- _DO THIS_
Give every line again exactly as it appears, please, but not the pictures.

Extracted records:
• • • •
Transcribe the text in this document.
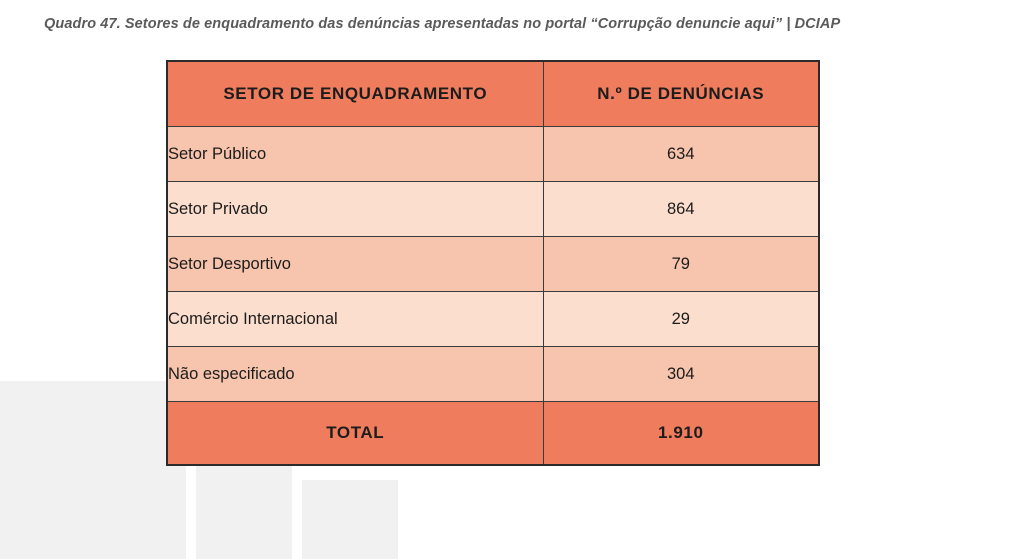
Quadro 47. Setores de enquadramento das denúncias apresentadas no portal “Corrupção denuncie aqui” | DCIAP
SETOR DE ENQUADRAMENTO	N.º DE DENÚNCIAS
Setor Público	634
Setor Privado	864
Setor Desportivo	79
Comércio Internacional	29
Não especificado	304
TOTAL	1.910
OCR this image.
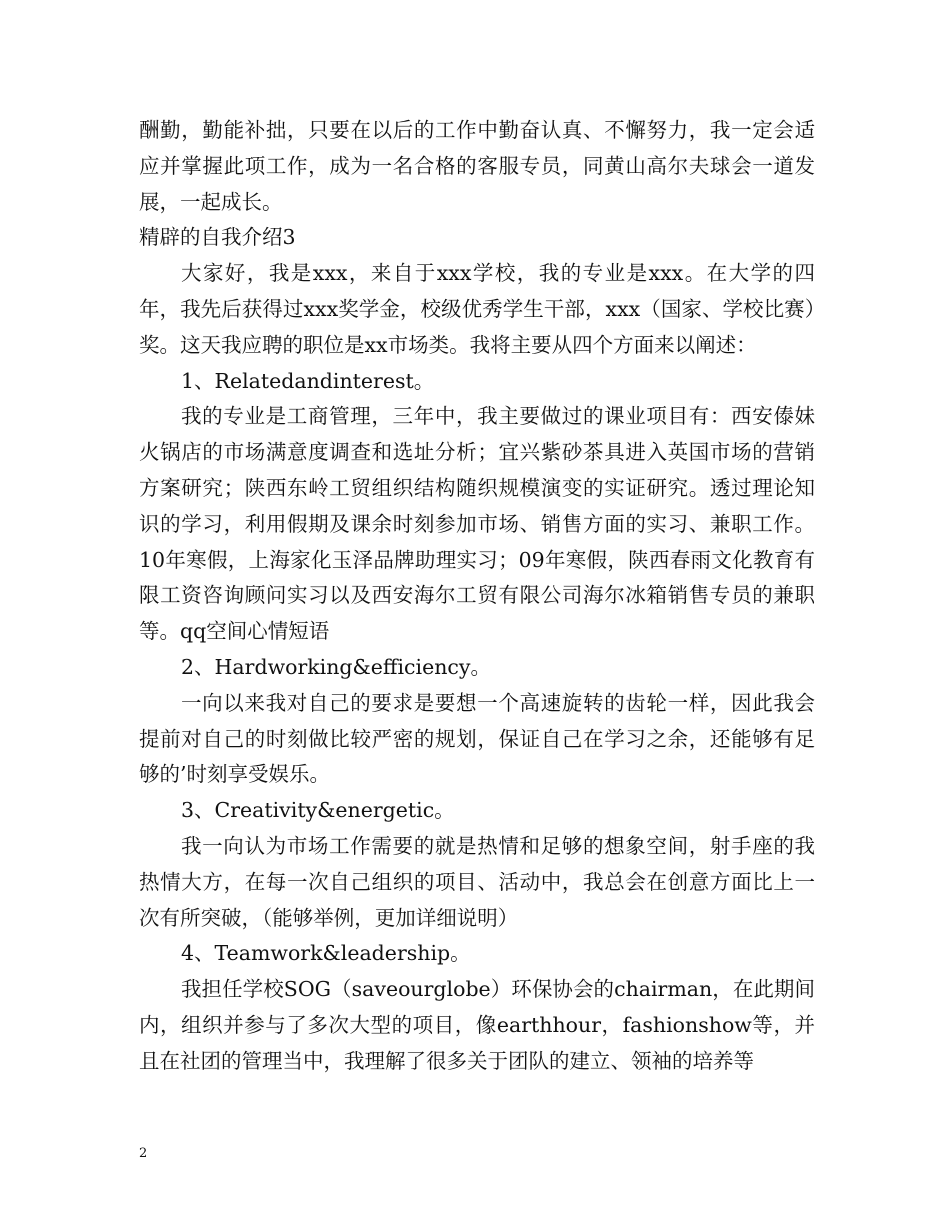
酬勤，勤能补拙，只要在以后的工作中勤奋认真、不懈努力，我一定会适应并掌握此项工作，成为一名合格的客服专员，同黄山高尔夫球会一道发展，一起成长。

精辟的自我介绍3

大家好，我是xxx，来自于xxx学校，我的专业是xxx。在大学的四年，我先后获得过xxx奖学金，校级优秀学生干部，xxx（国家、学校比赛）奖。这天我应聘的职位是xx市场类。我将主要从四个方面来以阐述：

1、Relatedandinterest。

我的专业是工商管理，三年中，我主要做过的课业项目有：西安傣妹火锅店的市场满意度调查和选址分析；宜兴紫砂茶具进入英国市场的营销方案研究；陕西东岭工贸组织结构随织规模演变的实证研究。透过理论知识的学习，利用假期及课余时刻参加市场、销售方面的实习、兼职工作。10年寒假，上海家化玉泽品牌助理实习；09年寒假，陕西春雨文化教育有限工资咨询顾问实习以及西安海尔工贸有限公司海尔冰箱销售专员的兼职等。qq空间心情短语

2、Hardworking&efficiency。

一向以来我对自己的要求是要想一个高速旋转的齿轮一样，因此我会提前对自己的时刻做比较严密的规划，保证自己在学习之余，还能够有足够的’时刻享受娱乐。

3、Creativity&energetic。

我一向认为市场工作需要的就是热情和足够的想象空间，射手座的我热情大方，在每一次自己组织的项目、活动中，我总会在创意方面比上一次有所突破，（能够举例，更加详细说明）

4、Teamwork&leadership。

我担任学校SOG（saveourglobe）环保协会的chairman，在此期间内，组织并参与了多次大型的项目，像earthhour，fashionshow等，并且在社团的管理当中，我理解了很多关于团队的建立、领袖的培养等

2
• • • •
- _ANSWER TO THIS EXERCISE_
Transcribe the text in this document.
Quadro 47. Setores de enquadramento das denúncias apresentadas no portal “Corrupção denuncie aqui” | DCIAP
SETOR DE ENQUADRAMENTO	N.º DE DENÚNCIAS
Setor Público	634
Setor Privado	864
Setor Desportivo	79
Comércio Internacional	29
Não especificado	304
TOTAL	1.910
OCR this image.
酬勤，勤能补拙，只要在以后的工作中勤奋认真、不懈努力，我一定会适应并掌握此项工作，成为一名合格的客服专员，同黄山高尔夫球会一道发展，一起成长。

精辟的自我介绍3

大家好，我是xxx，来自于xxx学校，我的专业是xxx。在大学的四年，我先后获得过xxx奖学金，校级优秀学生干部，xxx（国家、学校比赛）奖。这天我应聘的职位是xx市场类。我将主要从四个方面来以阐述：

1、Relatedandinterest。

我的专业是工商管理，三年中，我主要做过的课业项目有：西安傣妹火锅店的市场满意度调查和选址分析；宜兴紫砂茶具进入英国市场的营销方案研究；陕西东岭工贸组织结构随织规模演变的实证研究。透过理论知识的学习，利用假期及课余时刻参加市场、销售方面的实习、兼职工作。10年寒假，上海家化玉泽品牌助理实习；09年寒假，陕西春雨文化教育有限工资咨询顾问实习以及西安海尔工贸有限公司海尔冰箱销售专员的兼职等。qq空间心情短语

2、Hardworking&efficiency。

一向以来我对自己的要求是要想一个高速旋转的齿轮一样，因此我会提前对自己的时刻做比较严密的规划，保证自己在学习之余，还能够有足够的’时刻享受娱乐。

3、Creativity&energetic。

我一向认为市场工作需要的就是热情和足够的想象空间，射手座的我热情大方，在每一次自己组织的项目、活动中，我总会在创意方面比上一次有所突破，（能够举例，更加详细说明）

4、Teamwork&leadership。

我担任学校SOG（saveourglobe）环保协会的chairman，在此期间内，组织并参与了多次大型的项目，像earthhour，fashionshow等，并且在社团的管理当中，我理解了很多关于团队的建立、领袖的培养等

2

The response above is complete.